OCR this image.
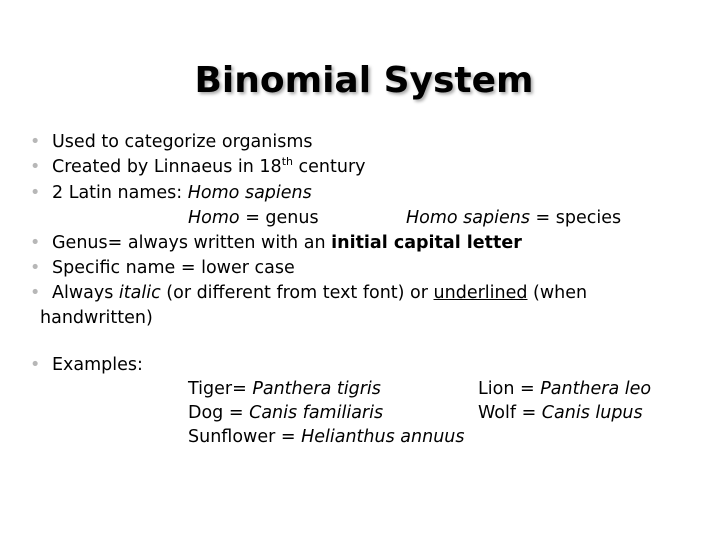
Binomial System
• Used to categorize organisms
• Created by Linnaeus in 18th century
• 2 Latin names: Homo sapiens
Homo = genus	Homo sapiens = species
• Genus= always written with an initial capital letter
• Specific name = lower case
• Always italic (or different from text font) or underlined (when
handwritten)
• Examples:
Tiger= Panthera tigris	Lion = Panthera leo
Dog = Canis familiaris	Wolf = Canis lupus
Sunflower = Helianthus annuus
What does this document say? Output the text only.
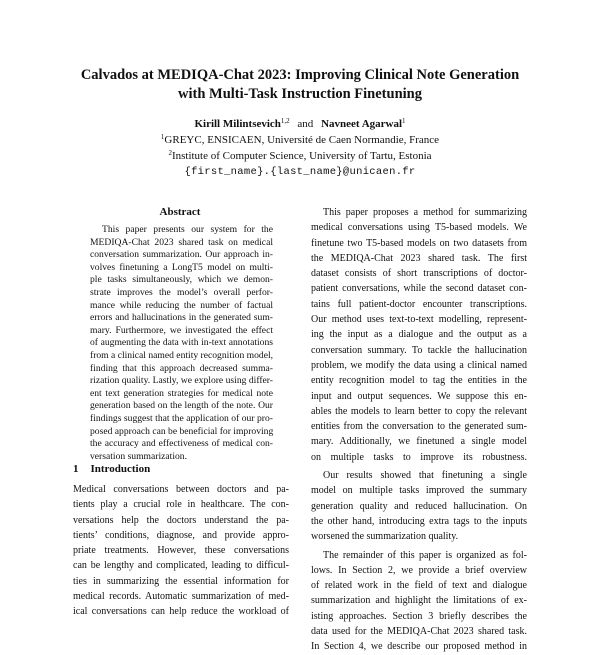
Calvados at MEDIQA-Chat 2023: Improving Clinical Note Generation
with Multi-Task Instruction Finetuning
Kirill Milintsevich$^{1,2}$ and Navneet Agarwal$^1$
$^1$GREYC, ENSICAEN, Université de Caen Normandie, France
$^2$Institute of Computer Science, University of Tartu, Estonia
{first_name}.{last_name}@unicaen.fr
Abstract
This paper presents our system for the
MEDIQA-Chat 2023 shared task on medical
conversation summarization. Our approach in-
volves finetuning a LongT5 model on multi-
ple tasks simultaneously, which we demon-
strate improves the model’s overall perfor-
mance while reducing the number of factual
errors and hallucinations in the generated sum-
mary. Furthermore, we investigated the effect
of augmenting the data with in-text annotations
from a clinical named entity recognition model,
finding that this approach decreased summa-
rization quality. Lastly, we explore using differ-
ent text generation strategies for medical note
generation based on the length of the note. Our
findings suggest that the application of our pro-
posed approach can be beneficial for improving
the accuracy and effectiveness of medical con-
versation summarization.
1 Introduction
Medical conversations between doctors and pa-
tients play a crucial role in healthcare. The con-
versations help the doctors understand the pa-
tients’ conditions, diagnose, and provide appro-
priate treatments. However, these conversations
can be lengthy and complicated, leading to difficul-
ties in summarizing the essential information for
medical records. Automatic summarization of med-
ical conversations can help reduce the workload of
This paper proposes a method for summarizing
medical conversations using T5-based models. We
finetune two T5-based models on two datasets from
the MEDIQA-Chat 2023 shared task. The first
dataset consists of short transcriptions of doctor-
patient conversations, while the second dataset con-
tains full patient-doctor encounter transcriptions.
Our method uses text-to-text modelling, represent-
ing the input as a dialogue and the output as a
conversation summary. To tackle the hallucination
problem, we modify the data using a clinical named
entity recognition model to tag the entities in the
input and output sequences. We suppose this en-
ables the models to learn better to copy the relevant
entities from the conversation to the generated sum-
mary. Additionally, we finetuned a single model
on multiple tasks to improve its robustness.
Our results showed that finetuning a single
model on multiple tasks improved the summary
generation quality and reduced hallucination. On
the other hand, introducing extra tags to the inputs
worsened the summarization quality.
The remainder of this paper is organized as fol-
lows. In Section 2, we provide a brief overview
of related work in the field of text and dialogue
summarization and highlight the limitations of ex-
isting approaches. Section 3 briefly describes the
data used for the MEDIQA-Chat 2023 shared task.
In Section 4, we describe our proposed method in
==
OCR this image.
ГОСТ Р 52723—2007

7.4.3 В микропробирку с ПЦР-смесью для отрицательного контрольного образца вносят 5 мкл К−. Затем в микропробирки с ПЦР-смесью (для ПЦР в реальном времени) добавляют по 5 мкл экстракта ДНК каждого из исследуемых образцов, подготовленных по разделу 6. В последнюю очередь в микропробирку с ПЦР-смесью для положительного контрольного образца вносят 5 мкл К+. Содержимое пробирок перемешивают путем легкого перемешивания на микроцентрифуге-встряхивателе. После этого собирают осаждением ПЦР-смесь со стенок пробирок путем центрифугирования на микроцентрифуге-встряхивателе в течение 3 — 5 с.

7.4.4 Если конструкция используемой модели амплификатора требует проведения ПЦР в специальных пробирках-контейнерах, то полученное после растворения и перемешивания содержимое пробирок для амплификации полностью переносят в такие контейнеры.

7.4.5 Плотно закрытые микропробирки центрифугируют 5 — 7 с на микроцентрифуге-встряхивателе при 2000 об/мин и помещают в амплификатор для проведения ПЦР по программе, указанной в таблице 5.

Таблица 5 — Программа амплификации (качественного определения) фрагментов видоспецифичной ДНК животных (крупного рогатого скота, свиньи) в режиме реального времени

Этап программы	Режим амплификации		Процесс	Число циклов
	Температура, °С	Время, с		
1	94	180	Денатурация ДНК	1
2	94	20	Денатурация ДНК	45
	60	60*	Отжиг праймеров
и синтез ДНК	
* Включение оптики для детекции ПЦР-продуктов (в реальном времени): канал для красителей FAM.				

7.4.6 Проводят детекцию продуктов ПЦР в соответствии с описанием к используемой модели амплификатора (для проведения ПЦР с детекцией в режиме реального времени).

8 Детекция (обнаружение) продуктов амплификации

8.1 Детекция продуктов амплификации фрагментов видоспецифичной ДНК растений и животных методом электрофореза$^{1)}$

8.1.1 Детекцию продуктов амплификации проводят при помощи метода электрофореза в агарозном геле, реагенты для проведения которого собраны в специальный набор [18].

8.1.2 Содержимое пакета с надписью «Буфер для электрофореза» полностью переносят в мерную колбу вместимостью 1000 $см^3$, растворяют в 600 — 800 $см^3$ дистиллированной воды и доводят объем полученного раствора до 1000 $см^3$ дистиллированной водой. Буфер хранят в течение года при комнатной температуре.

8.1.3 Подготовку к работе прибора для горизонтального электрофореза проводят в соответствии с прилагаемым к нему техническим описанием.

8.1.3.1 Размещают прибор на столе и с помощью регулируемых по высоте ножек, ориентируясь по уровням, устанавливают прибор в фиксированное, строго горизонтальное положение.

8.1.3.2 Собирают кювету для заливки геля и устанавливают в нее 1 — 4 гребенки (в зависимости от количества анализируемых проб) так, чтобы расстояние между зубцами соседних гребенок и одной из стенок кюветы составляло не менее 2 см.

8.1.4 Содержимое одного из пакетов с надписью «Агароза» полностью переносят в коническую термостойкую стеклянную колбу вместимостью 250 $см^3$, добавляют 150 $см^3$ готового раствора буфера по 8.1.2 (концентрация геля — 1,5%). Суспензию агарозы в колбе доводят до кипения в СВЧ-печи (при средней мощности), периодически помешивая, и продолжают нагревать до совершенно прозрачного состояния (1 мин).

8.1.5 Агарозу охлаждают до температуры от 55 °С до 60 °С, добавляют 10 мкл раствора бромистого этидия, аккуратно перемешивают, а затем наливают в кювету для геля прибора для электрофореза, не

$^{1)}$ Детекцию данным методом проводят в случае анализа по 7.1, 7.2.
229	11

** Aim of the task **
Pick out lines containing the word "entities", each one as written.

** Answer to the task **
entity recognition model to tag the entities in the
entities from the conversation to the generated sum-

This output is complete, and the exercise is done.